*EXERCISE AIM*. Extract every line from the records below that contains the word "range".

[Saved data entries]

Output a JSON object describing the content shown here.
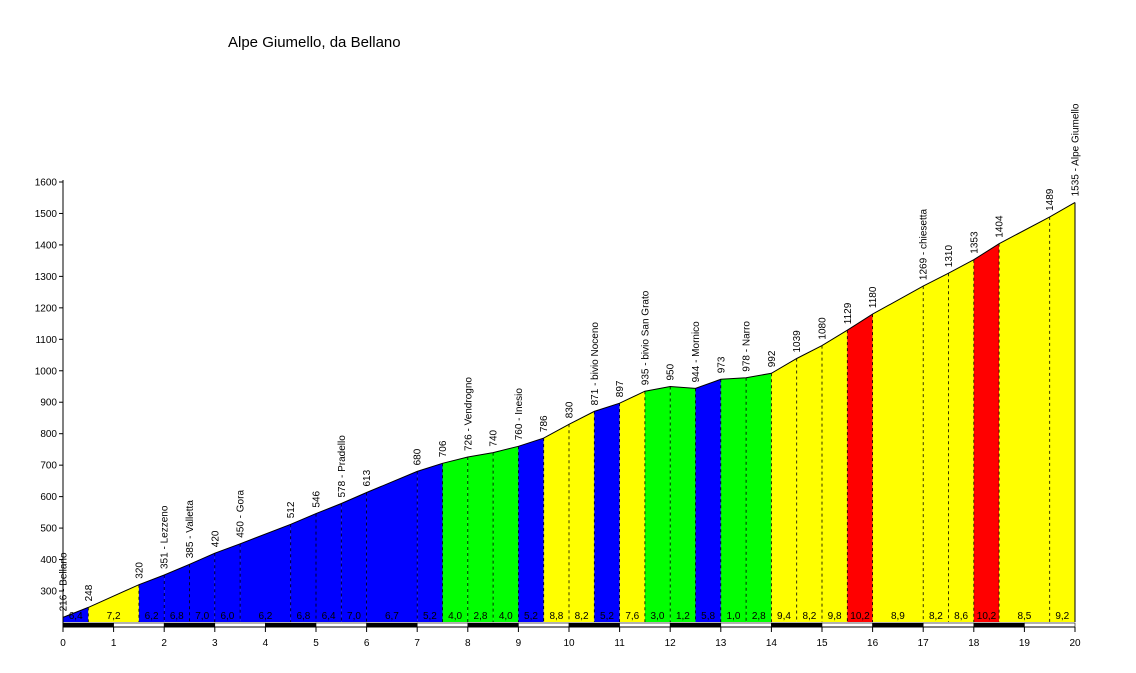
{
  "chart_data": {
    "type": "area",
    "title": "Alpe Giumello, da Bellano",
    "xlabel": "",
    "ylabel": "",
    "xlim": [
      0,
      20
    ],
    "ylim": [
      200,
      1600
    ],
    "x_ticks": [
      0,
      1,
      2,
      3,
      4,
      5,
      6,
      7,
      8,
      9,
      10,
      11,
      12,
      13,
      14,
      15,
      16,
      17,
      18,
      19,
      20
    ],
    "y_ticks": [
      300,
      400,
      500,
      600,
      700,
      800,
      900,
      1000,
      1100,
      1200,
      1300,
      1400,
      1500,
      1600
    ],
    "grid": false,
    "colors": {
      "blue": "#0000ff",
      "yellow": "#ffff00",
      "green": "#00ff00",
      "red": "#ff0000",
      "outline": "#000000"
    },
    "profile": [
      {
        "x": 0,
        "y": 216
      },
      {
        "x": 0.5,
        "y": 248
      },
      {
        "x": 1.5,
        "y": 320
      },
      {
        "x": 2.0,
        "y": 351
      },
      {
        "x": 2.5,
        "y": 385
      },
      {
        "x": 3.0,
        "y": 420
      },
      {
        "x": 3.5,
        "y": 450
      },
      {
        "x": 4.5,
        "y": 512
      },
      {
        "x": 5.0,
        "y": 546
      },
      {
        "x": 5.5,
        "y": 578
      },
      {
        "x": 6.0,
        "y": 613
      },
      {
        "x": 7.0,
        "y": 680
      },
      {
        "x": 7.5,
        "y": 706
      },
      {
        "x": 8.0,
        "y": 726
      },
      {
        "x": 8.5,
        "y": 740
      },
      {
        "x": 9.0,
        "y": 760
      },
      {
        "x": 9.5,
        "y": 786
      },
      {
        "x": 10.0,
        "y": 830
      },
      {
        "x": 10.5,
        "y": 871
      },
      {
        "x": 11.0,
        "y": 897
      },
      {
        "x": 11.5,
        "y": 935
      },
      {
        "x": 12.0,
        "y": 950
      },
      {
        "x": 12.5,
        "y": 944
      },
      {
        "x": 13.0,
        "y": 973
      },
      {
        "x": 13.5,
        "y": 978
      },
      {
        "x": 14.0,
        "y": 992
      },
      {
        "x": 14.5,
        "y": 1039
      },
      {
        "x": 15.0,
        "y": 1080
      },
      {
        "x": 15.5,
        "y": 1129
      },
      {
        "x": 16.0,
        "y": 1180
      },
      {
        "x": 17.0,
        "y": 1269
      },
      {
        "x": 17.5,
        "y": 1310
      },
      {
        "x": 18.0,
        "y": 1353
      },
      {
        "x": 18.5,
        "y": 1404
      },
      {
        "x": 19.5,
        "y": 1489
      },
      {
        "x": 20.0,
        "y": 1535
      }
    ],
    "segments": [
      {
        "x0": 0,
        "x1": 0.5,
        "color": "blue",
        "gradient": "6,4"
      },
      {
        "x0": 0.5,
        "x1": 1.5,
        "color": "yellow",
        "gradient": "7,2"
      },
      {
        "x0": 1.5,
        "x1": 2.0,
        "color": "blue",
        "gradient": "6,2"
      },
      {
        "x0": 2.0,
        "x1": 2.5,
        "color": "blue",
        "gradient": "6,8"
      },
      {
        "x0": 2.5,
        "x1": 3.0,
        "color": "blue",
        "gradient": "7,0"
      },
      {
        "x0": 3.0,
        "x1": 3.5,
        "color": "blue",
        "gradient": "6,0"
      },
      {
        "x0": 3.5,
        "x1": 4.5,
        "color": "blue",
        "gradient": "6,2"
      },
      {
        "x0": 4.5,
        "x1": 5.0,
        "color": "blue",
        "gradient": "6,8"
      },
      {
        "x0": 5.0,
        "x1": 5.5,
        "color": "blue",
        "gradient": "6,4"
      },
      {
        "x0": 5.5,
        "x1": 6.0,
        "color": "blue",
        "gradient": "7,0"
      },
      {
        "x0": 6.0,
        "x1": 7.0,
        "color": "blue",
        "gradient": "6,7"
      },
      {
        "x0": 7.0,
        "x1": 7.5,
        "color": "blue",
        "gradient": "5,2"
      },
      {
        "x0": 7.5,
        "x1": 8.0,
        "color": "green",
        "gradient": "4,0"
      },
      {
        "x0": 8.0,
        "x1": 8.5,
        "color": "green",
        "gradient": "2,8"
      },
      {
        "x0": 8.5,
        "x1": 9.0,
        "color": "green",
        "gradient": "4,0"
      },
      {
        "x0": 9.0,
        "x1": 9.5,
        "color": "blue",
        "gradient": "5,2"
      },
      {
        "x0": 9.5,
        "x1": 10.0,
        "color": "yellow",
        "gradient": "8,8"
      },
      {
        "x0": 10.0,
        "x1": 10.5,
        "color": "yellow",
        "gradient": "8,2"
      },
      {
        "x0": 10.5,
        "x1": 11.0,
        "color": "blue",
        "gradient": "5,2"
      },
      {
        "x0": 11.0,
        "x1": 11.5,
        "color": "yellow",
        "gradient": "7,6"
      },
      {
        "x0": 11.5,
        "x1": 12.0,
        "color": "green",
        "gradient": "3,0"
      },
      {
        "x0": 12.0,
        "x1": 12.5,
        "color": "green",
        "gradient": "1,2"
      },
      {
        "x0": 12.5,
        "x1": 13.0,
        "color": "blue",
        "gradient": "5,8"
      },
      {
        "x0": 13.0,
        "x1": 13.5,
        "color": "green",
        "gradient": "1,0"
      },
      {
        "x0": 13.5,
        "x1": 14.0,
        "color": "green",
        "gradient": "2,8"
      },
      {
        "x0": 14.0,
        "x1": 14.5,
        "color": "yellow",
        "gradient": "9,4"
      },
      {
        "x0": 14.5,
        "x1": 15.0,
        "color": "yellow",
        "gradient": "8,2"
      },
      {
        "x0": 15.0,
        "x1": 15.5,
        "color": "yellow",
        "gradient": "9,8"
      },
      {
        "x0": 15.5,
        "x1": 16.0,
        "color": "red",
        "gradient": "10,2"
      },
      {
        "x0": 16.0,
        "x1": 17.0,
        "color": "yellow",
        "gradient": "8,9"
      },
      {
        "x0": 17.0,
        "x1": 17.5,
        "color": "yellow",
        "gradient": "8,2"
      },
      {
        "x0": 17.5,
        "x1": 18.0,
        "color": "yellow",
        "gradient": "8,6"
      },
      {
        "x0": 18.0,
        "x1": 18.5,
        "color": "red",
        "gradient": "10,2"
      },
      {
        "x0": 18.5,
        "x1": 19.5,
        "color": "yellow",
        "gradient": "8,5"
      },
      {
        "x0": 19.5,
        "x1": 20.0,
        "color": "yellow",
        "gradient": "9,2"
      }
    ],
    "annotations": [
      {
        "x": 0,
        "label": "216 - Bellano"
      },
      {
        "x": 0.5,
        "label": "248"
      },
      {
        "x": 1.5,
        "label": "320"
      },
      {
        "x": 2.0,
        "label": "351 - Lezzeno"
      },
      {
        "x": 2.5,
        "label": "385 - Valletta"
      },
      {
        "x": 3.0,
        "label": "420"
      },
      {
        "x": 3.5,
        "label": "450 - Gora"
      },
      {
        "x": 4.5,
        "label": "512"
      },
      {
        "x": 5.0,
        "label": "546"
      },
      {
        "x": 5.5,
        "label": "578 - Pradello"
      },
      {
        "x": 6.0,
        "label": "613"
      },
      {
        "x": 7.0,
        "label": "680"
      },
      {
        "x": 7.5,
        "label": "706"
      },
      {
        "x": 8.0,
        "label": "726 - Vendrogno"
      },
      {
        "x": 8.5,
        "label": "740"
      },
      {
        "x": 9.0,
        "label": "760 - Inesio"
      },
      {
        "x": 9.5,
        "label": "786"
      },
      {
        "x": 10.0,
        "label": "830"
      },
      {
        "x": 10.5,
        "label": "871 - bivio Noceno"
      },
      {
        "x": 11.0,
        "label": "897"
      },
      {
        "x": 11.5,
        "label": "935 - bivio San Grato"
      },
      {
        "x": 12.0,
        "label": "950"
      },
      {
        "x": 12.5,
        "label": "944 - Mornico"
      },
      {
        "x": 13.0,
        "label": "973"
      },
      {
        "x": 13.5,
        "label": "978 - Narro"
      },
      {
        "x": 14.0,
        "label": "992"
      },
      {
        "x": 14.5,
        "label": "1039"
      },
      {
        "x": 15.0,
        "label": "1080"
      },
      {
        "x": 15.5,
        "label": "1129"
      },
      {
        "x": 16.0,
        "label": "1180"
      },
      {
        "x": 17.0,
        "label": "1269 - chiesetta"
      },
      {
        "x": 17.5,
        "label": "1310"
      },
      {
        "x": 18.0,
        "label": "1353"
      },
      {
        "x": 18.5,
        "label": "1404"
      },
      {
        "x": 19.5,
        "label": "1489"
      },
      {
        "x": 20.0,
        "label": "1535 - Alpe Giumello"
      }
    ]
  }
}
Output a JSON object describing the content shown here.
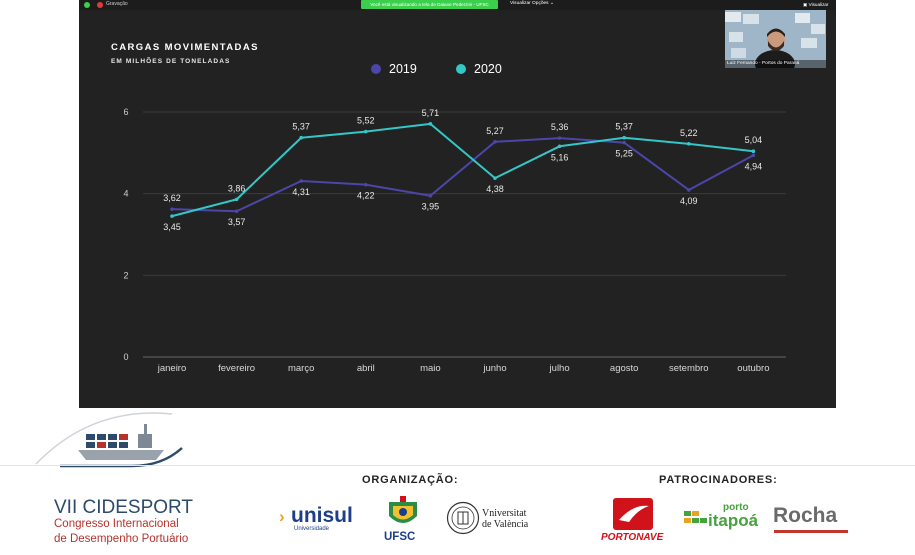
{
  "zoom": {
    "recording_label": "Gravação",
    "banner": "Você está visualizando a tela de Daiane Pederzini - UFSC",
    "view_options": "Visualizar Opções",
    "view_options_chevron": "chevron-down-icon",
    "viewer_label": "Visualizar",
    "participant_name": "Luiz Fernando - Portos do Paraná"
  },
  "chart_data": {
    "type": "line",
    "title": "CARGAS MOVIMENTADAS",
    "subtitle": "EM MILHÕES DE TONELADAS",
    "categories": [
      "janeiro",
      "fevereiro",
      "março",
      "abril",
      "maio",
      "junho",
      "julho",
      "agosto",
      "setembro",
      "outubro"
    ],
    "series": [
      {
        "name": "2019",
        "color": "#4b46a8",
        "values": [
          3.62,
          3.57,
          4.31,
          4.22,
          3.95,
          5.27,
          5.36,
          5.25,
          4.09,
          4.94
        ],
        "labels": [
          "3,62",
          "3,57",
          "4,31",
          "4,22",
          "3,95",
          "5,27",
          "5,36",
          "5,25",
          "4,09",
          "4,94"
        ]
      },
      {
        "name": "2020",
        "color": "#35c6c8",
        "values": [
          3.45,
          3.86,
          5.37,
          5.52,
          5.71,
          4.38,
          5.16,
          5.37,
          5.22,
          5.04
        ],
        "labels": [
          "3,45",
          "3,86",
          "5,37",
          "5,52",
          "5,71",
          "4,38",
          "5,16",
          "5,37",
          "5,22",
          "5,04"
        ]
      }
    ],
    "y_ticks": [
      "6",
      "4",
      "2",
      "0"
    ],
    "y_tick_values": [
      6,
      4,
      2,
      0
    ],
    "ylim": [
      0,
      6
    ],
    "grid": true,
    "legend_position": "top"
  },
  "footer": {
    "event_title": "VII CIDESPORT",
    "event_subtitle_1": "Congresso Internacional",
    "event_subtitle_2": "de Desempenho Portuário",
    "org_label": "ORGANIZAÇÃO:",
    "sponsors_label": "PATROCINADORES:",
    "unisul": "unisul",
    "unisul_sub": "Universidade",
    "ufsc": "UFSC",
    "valencia_1": "Vniversitat",
    "valencia_2": "de València",
    "portonave": "PORTONAVE",
    "itapoa_top": "porto",
    "itapoa": "itapoá",
    "rocha": "Rocha",
    "colors": {
      "navy": "#2e4a6b",
      "red": "#b5322d",
      "unisul_blue": "#1d3e8a",
      "portonave_red": "#d0121b",
      "itapoa_green": "#45a23c"
    }
  }
}
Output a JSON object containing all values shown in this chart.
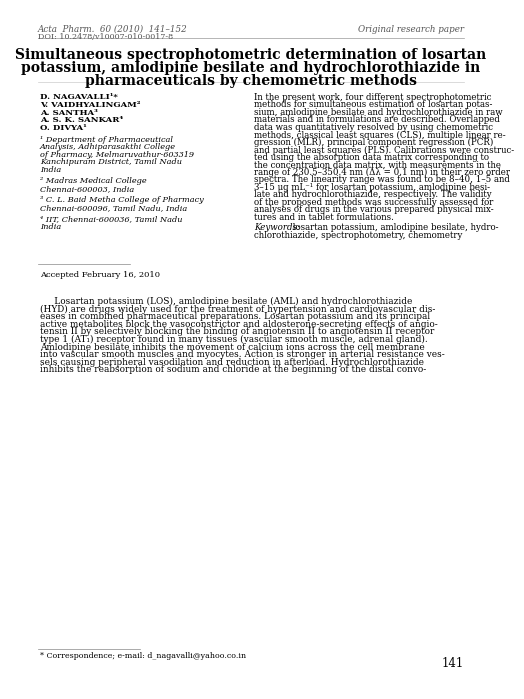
{
  "background_color": "#ffffff",
  "journal_line1": "Acta  Pharm.  60 (2010)  141–152",
  "journal_line2": "DOI: 10.2478/v10007-010-0017-8",
  "top_right_text": "Original research paper",
  "title_line1": "Simultaneous spectrophotometric determination of losartan",
  "title_line2": "potassium, amlodipine besilate and hydrochlorothiazide in",
  "title_line3": "pharmaceuticals by chemometric methods",
  "author1": "D. NAGAVALLI¹*",
  "author2": "V. VAIDHYALINGAM²",
  "author3": "A. SANTHA³",
  "author4": "A. S. K. SANKAR⁴",
  "author5": "O. DIVYA¹",
  "affil1_lines": [
    "¹ Department of Pharmaceutical",
    "Analysis, Adhiparasakthi College",
    "of Pharmacy, Melmaruvathur-603319",
    "Kanchipuram District, Tamil Nadu",
    "India"
  ],
  "affil2_lines": [
    "² Madras Medical College",
    "Chennai-600003, India"
  ],
  "affil3_lines": [
    "³ C. L. Baid Metha College of Pharmacy",
    "Chennai-600096, Tamil Nadu, India"
  ],
  "affil4_lines": [
    "⁴ IIT, Chennai-600036, Tamil Nadu",
    "India"
  ],
  "accepted_text": "Accepted February 16, 2010",
  "abstract_lines": [
    "In the present work, four different spectrophotometric",
    "methods for simultaneous estimation of losartan potas-",
    "sium, amlodipine besilate and hydrochlorothiazide in raw",
    "materials and in formulations are described. Overlapped",
    "data was quantitatively resolved by using chemometric",
    "methods, classical least squares (CLS), multiple linear re-",
    "gression (MLR), principal component regression (PCR)",
    "and partial least squares (PLS). Calibrations were construc-",
    "ted using the absorption data matrix corresponding to",
    "the concentration data matrix, with measurements in the",
    "range of 230.5–350.4 nm (Δλ = 0.1 nm) in their zero order",
    "spectra. The linearity range was found to be 8–40, 1–5 and",
    "3–15 μg mL⁻¹ for losartan potassium, amlodipine besi-",
    "late and hydrochlorothiazide, respectively. The validity",
    "of the proposed methods was successfully assessed for",
    "analyses of drugs in the various prepared physical mix-",
    "tures and in tablet formulations."
  ],
  "keywords_italic": "Keywords:",
  "keywords_rest": " losartan potassium, amlodipine besilate, hydro-",
  "keywords_line2": "chlorothiazide, spectrophotometry, chemometry",
  "intro_indent": "     Losartan potassium (LOS), amlodipine besilate (AML) and hydrochlorothiazide",
  "intro_lines": [
    "(HYD) are drugs widely used for the treatment of hypertension and cardiovascular dis-",
    "eases in combined pharmaceutical preparations. Losartan potassium and its principal",
    "active metabolites block the vasoconstrictor and aldosterone-secreting effects of angio-",
    "tensin II by selectively blocking the binding of angiotensin II to angiotensin II receptor",
    "type 1 (AT₁) receptor found in many tissues (vascular smooth muscle, adrenal gland).",
    "Amlodipine besilate inhibits the movement of calcium ions across the cell membrane",
    "into vascular smooth muscles and myocytes. Action is stronger in arterial resistance ves-",
    "sels causing peripheral vasodilation and reduction in afterload. Hydrochlorothiazide",
    "inhibits the reabsorption of sodium and chloride at the beginning of the distal convo-"
  ],
  "page_number": "141",
  "footnote_line": "* Correspondence; e-mail: d_nagavalli@yahoo.co.in"
}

*ANSWER BELOW*.
    "range of 230.5–350.4 nm (Δλ = 0.1 nm) in their zero order",
    "spectra. The linearity range was found to be 8–40, 1–5 and",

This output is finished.